設問:
[A] 次の(i)〜(iii)が、プラスチック光学素子の加工に関する本文の内容と一致するかを「はい」か「いいえ」で答え、判断の根拠となる本文の語句を正確に引用しなさい。
(i) 光学ガラスは200種類程度が実用化されている。
(ii) 超精密分野では、数μm程度の精度があれば十分である。
(iii) 高精度の加工を支援する装置は、安価に入手できる。
[B] プラスチック光学素子の加工に関する本文を、最後の文の後から書き続けなさい。

== 本文 ==

加藤技術士事務所

   新しく「オンライン相談」を始めました。
          よろしくお願いします



ホーム 運営方針 プロフィール オンライン相談 成形加工 コンサルタント
 

  成形加工

戻る
プラスチック光学素子の加工について
Processing of Plastic Optical Parts
加藤技術士事務所 加藤秀昭
keywords: pastic lens/ diffraction grating/ light guide panel
1.はじめに
 現在、光学部品はIT産業の発展とともに急速に普及し、技術開発も進み、その応用される分野も急速に拡大している。 幾何光学を主体とした高精度レンズは望遠鏡、顕微鏡、銀塩カメラ、現在はデジタルカメラから携帯電話へ、さらに先端的な超高精度な ステッパーなどに応用され、回折光学の回折格子やホログラフィー素子はCD、DVDなど光記憶媒体への読み取り、 書き込みのピックアップデバイスに応用、先端分野では光通信の光リンク部品などの研究が進められている。
光学部品の精度は、汎用的な製品でも数μm程度が必要であり、超精密分野では数nmレベルの加工、組立・調整、評価技術が必要となる。 それらの技術を支援する装置も多くのメーカから製造・販売されている。但し、これらの装置は高精度のため、たいへん高価なものとなっている。
 また、近年は数百nmレベル以下の超微細な領域の研究開発も盛んであり、そのデバイス開発も重要性が増してきている。 この領域は加工限界に近い分野であると思われるが、更なる技術開発を続け高精度化に対応していかねばならない。
このように加工の高精度化と部品の高機能化を継続的に続け、高価な設備投資に見合った利益率の高い製品開発を続けなければならないのが オプトデバイスの製造メーカの使命と考える。
2.プラスチックの光学デバイスへの応用
 光学デバイスは光学ガラス材料で作られるのが普通である。光学ガラスは200種類程度が実用化され、屈折率と分散(アッベ数)の範囲が広い、 そして光学的に等方性であり、広い範囲で製品に応用されている。

===
== 資料 ==

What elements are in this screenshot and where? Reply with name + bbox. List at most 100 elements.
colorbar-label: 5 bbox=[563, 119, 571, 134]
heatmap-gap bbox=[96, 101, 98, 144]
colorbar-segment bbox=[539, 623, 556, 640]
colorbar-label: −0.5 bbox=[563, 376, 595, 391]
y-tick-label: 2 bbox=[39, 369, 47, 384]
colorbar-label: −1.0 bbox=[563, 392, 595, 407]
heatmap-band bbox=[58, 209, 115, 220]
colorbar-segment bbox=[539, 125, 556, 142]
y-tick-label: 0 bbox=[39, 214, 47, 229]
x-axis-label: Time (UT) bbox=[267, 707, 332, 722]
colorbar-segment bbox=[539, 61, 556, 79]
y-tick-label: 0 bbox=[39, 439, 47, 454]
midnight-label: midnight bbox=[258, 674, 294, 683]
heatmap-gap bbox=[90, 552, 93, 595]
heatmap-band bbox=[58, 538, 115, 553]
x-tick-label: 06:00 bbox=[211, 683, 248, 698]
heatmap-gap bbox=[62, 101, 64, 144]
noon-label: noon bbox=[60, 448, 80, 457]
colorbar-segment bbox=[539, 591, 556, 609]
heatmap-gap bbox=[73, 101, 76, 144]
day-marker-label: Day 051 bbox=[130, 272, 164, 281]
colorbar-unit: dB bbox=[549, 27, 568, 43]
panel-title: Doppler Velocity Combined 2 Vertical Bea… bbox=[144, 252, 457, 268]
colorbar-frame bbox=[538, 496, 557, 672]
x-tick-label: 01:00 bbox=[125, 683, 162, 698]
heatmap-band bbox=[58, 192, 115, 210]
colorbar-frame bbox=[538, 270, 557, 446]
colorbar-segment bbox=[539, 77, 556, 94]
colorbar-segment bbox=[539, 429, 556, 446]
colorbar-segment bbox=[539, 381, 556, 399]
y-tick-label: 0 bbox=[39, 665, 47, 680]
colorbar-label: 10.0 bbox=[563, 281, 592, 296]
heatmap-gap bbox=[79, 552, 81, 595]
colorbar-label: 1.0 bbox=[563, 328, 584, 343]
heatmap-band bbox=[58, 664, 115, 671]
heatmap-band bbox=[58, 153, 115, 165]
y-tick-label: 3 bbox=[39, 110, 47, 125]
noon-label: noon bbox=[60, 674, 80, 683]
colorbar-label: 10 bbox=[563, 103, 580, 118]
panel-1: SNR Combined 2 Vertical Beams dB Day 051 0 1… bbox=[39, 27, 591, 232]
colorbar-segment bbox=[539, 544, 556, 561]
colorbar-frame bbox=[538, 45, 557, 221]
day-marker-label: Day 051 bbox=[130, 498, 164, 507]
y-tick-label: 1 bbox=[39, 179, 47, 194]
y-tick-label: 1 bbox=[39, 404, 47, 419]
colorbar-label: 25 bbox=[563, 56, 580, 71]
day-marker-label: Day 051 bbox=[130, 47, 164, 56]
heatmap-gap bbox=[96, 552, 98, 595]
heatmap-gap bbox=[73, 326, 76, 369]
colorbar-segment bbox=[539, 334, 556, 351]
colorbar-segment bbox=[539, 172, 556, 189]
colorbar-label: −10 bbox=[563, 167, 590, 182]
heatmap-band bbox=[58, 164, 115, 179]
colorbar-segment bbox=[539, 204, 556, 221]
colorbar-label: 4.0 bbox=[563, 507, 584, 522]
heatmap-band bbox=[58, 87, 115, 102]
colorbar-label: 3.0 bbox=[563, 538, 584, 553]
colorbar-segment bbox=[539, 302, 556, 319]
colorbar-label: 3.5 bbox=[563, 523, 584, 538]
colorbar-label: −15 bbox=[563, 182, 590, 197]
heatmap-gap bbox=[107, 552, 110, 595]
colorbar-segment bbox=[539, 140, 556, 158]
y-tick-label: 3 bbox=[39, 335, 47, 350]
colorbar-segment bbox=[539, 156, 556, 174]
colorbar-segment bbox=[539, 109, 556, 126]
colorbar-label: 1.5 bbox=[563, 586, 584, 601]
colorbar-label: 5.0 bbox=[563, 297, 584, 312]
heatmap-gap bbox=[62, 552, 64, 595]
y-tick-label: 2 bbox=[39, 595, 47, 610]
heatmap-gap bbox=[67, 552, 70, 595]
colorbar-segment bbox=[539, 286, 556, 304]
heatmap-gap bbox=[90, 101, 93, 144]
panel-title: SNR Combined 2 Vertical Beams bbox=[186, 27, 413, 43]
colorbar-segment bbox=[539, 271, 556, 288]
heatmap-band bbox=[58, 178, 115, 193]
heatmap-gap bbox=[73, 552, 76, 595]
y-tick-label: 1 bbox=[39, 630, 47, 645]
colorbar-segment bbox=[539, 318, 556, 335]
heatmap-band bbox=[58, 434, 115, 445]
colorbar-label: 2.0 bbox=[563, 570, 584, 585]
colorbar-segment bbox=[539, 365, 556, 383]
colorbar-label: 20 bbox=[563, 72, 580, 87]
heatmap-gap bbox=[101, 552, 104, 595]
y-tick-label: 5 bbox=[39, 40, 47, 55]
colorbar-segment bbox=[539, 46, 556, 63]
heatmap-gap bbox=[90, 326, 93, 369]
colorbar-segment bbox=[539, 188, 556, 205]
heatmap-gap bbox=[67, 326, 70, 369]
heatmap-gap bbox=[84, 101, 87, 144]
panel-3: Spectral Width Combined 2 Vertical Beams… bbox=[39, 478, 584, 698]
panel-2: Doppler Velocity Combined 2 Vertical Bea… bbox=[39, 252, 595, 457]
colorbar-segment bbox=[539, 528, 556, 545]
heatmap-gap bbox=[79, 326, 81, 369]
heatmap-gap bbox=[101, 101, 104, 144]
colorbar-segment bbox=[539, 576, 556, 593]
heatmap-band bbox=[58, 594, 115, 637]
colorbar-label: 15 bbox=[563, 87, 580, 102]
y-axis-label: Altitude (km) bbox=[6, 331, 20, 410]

===

解答:
[A]
(i) はい。「光学ガラスは200種類程度が実用化され」
(ii) いいえ。「超精密分野では数nmレベルの加工、組立・調整、評価技術が必要となる」
(iii) いいえ。「これらの装置は高精度のため、たいへん高価なものとなっている」

[B]
光学プラスチックの屈折率とアッベ数
図1 光学プラスチックの屈折率とアッベ数

それに比べてプラスチック樹脂は耐熱温度が低く、温度特性の屈折率温度変化や線膨張係数はガラスに比べ10倍以上大きい。 したがって、広域な温度領域での設計が困難であり、温度変化により光学特性が悪くなる。
表1 透明樹脂の屈折率温度係数と線膨張係数
透明樹脂の屈折率温度係数と線膨張係数

そのプラスチックのメリットは加工性の容易なことである。この加工性の良さで大量に生産、消費される製品・部品に採用されている。
プラスチックの光学デバイスへの応用には、プラスチック材料のディメリットとメリットを如何に融合させ実際の製品で、 マーケットに認められる製品(部品)まで完成させることである。使用環境は材料自体の特性(耐熱性の低さから)から限定されてしまうことが多いが、 光学特性は加工性の良さから設計自由度の狭さを補い、さまざまな製品に応用され、ガラス材料の代替でない製品開発も大きく進歩している。 今後、ナノスケールの構造体などは加工性の良さからガラスよりプラスチック材料が優位に展開されると期待できる。
3.光学デバイスの射出成形加工技術
 光学デバイスの射出成形金型は、高精密な成形品の金型と比較すると1桁以上の高精度加工が必要となる。 また、プラスチックの加工の容易性を確保するためにも金型精度が高ければ高いほどプラスチック材料の不安定さが補える。
金型精度は光学面だけでなく、金型全体、例えばモールドベースのガイドピンのピッチやクリアランス精度など、 ランナー、ゲート形状の加工も高精度に仕上げる。そして温調設計も重要である。
成形加工では、光学部品の高精度の維持のほかに、プラスチック材料の光学的ひずみである複屈折を抑えることである。 複屈折はプラスチックの流動分布、温度分布による内部応力から発生する。また、取り出し時の外部からの応力の影響も無視することはできない。
光学面の加工精度は製品仕様の光学特性を維持するために形状精度(0.01〜0.05λrms)と面荒さ精度(Ra 5nm以下)の両方が要求される。 この両精度を作り出すためには非球面レンズ加工専用の超精密旋盤加工機などの設備が必要である。また、回折光学系の光学面加工は 半導体技術のリソグラフィー技術により、シリコンマスター加工、Ni電鋳などの工程が必要となる。
4.照明光学系のデバイス開発
 照明光学系デバイスの代表的な製品は、ノートパソコン用液晶表示装置のバックライトがある。現在、ノートパソコンに多く採用されている バックライトは導光方式である。その部品の導光板(LGP)がプラスチックで製造されている照明光学デバイスのひとつである。 この導光板は光源(CFL)をサイドに配置して、線光源を平面光源へ変換するデバイスである。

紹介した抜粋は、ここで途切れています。